** What you will do **
Collect every line in the records below that contains the word "name".

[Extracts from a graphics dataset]
==============================

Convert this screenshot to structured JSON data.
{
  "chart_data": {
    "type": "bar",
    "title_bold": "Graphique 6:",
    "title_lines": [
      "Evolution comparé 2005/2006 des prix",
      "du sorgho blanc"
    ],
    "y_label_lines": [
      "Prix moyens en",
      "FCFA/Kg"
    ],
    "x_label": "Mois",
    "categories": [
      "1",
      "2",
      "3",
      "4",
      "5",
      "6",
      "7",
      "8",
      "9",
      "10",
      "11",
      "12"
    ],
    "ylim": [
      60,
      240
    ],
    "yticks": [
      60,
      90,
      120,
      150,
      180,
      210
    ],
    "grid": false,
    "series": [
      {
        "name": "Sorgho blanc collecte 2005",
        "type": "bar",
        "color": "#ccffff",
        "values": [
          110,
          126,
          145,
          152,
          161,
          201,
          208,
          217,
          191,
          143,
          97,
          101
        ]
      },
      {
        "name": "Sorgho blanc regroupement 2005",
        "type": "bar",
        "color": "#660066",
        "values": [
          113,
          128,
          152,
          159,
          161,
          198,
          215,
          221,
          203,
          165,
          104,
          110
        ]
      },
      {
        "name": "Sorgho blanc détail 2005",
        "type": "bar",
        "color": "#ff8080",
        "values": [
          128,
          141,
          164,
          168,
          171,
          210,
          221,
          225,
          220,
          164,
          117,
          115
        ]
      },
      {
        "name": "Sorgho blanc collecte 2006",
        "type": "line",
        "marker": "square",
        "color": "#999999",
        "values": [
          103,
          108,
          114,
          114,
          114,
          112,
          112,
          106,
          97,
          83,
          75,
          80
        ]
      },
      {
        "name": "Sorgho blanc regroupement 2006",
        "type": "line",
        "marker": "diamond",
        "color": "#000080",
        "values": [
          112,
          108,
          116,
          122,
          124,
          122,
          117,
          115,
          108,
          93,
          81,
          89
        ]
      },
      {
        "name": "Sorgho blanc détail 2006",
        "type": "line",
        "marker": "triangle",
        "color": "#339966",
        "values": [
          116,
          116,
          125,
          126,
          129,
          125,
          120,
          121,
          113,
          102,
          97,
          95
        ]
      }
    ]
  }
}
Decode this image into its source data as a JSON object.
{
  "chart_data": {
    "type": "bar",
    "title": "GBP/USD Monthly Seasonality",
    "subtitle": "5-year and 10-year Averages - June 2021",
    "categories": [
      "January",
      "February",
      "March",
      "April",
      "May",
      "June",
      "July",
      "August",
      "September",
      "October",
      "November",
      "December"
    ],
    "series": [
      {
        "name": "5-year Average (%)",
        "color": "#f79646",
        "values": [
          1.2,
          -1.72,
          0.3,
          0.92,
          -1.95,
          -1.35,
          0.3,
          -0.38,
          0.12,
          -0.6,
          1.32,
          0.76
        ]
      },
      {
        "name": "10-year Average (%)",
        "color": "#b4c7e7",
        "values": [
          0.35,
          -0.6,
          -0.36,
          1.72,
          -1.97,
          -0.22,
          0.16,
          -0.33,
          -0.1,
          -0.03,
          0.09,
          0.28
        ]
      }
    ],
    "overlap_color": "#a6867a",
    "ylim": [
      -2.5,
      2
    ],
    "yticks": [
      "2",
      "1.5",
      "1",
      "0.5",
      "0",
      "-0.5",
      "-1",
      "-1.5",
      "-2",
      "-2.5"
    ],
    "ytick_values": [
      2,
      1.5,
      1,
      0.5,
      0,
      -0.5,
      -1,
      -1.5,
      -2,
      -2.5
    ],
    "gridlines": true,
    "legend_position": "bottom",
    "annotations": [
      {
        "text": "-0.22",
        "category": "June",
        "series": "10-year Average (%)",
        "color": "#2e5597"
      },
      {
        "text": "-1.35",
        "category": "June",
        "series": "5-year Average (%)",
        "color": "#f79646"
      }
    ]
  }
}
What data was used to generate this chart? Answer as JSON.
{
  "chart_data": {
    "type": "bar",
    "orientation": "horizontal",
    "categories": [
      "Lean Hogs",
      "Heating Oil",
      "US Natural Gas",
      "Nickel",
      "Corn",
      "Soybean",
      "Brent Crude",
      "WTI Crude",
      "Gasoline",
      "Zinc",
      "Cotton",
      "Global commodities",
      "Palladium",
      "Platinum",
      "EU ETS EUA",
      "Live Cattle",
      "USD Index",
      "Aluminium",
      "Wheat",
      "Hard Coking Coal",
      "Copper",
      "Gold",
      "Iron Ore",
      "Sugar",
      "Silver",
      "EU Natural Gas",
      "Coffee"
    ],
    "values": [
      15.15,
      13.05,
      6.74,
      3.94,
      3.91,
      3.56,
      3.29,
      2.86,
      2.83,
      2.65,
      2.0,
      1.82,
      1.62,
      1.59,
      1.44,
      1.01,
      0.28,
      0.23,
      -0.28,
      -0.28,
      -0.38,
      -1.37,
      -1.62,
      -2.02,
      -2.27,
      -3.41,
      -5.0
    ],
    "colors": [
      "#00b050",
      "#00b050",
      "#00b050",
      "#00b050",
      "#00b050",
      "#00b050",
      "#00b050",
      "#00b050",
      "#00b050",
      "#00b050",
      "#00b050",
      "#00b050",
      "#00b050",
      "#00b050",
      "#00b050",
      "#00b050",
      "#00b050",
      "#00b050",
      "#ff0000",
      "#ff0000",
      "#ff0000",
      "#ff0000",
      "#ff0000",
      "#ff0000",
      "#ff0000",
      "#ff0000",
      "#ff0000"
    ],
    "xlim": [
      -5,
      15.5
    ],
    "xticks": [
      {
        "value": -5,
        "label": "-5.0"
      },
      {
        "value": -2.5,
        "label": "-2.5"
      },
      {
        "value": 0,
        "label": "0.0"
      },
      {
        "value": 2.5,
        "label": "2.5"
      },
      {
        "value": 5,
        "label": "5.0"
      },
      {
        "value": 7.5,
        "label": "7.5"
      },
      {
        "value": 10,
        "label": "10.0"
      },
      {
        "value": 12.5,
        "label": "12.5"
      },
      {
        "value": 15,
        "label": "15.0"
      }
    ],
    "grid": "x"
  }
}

==============================

** Response to the exercise **
        "name": "Sorgho blanc collecte 2005",
        "name": "Sorgho blanc regroupement 2005",
        "name": "Sorgho blanc détail 2005",
        "name": "Sorgho blanc collecte 2006",
        "name": "Sorgho blanc regroupement 2006",
        "name": "Sorgho blanc détail 2006",
        "name": "5-year Average (%)",
        "name": "10-year Average (%)",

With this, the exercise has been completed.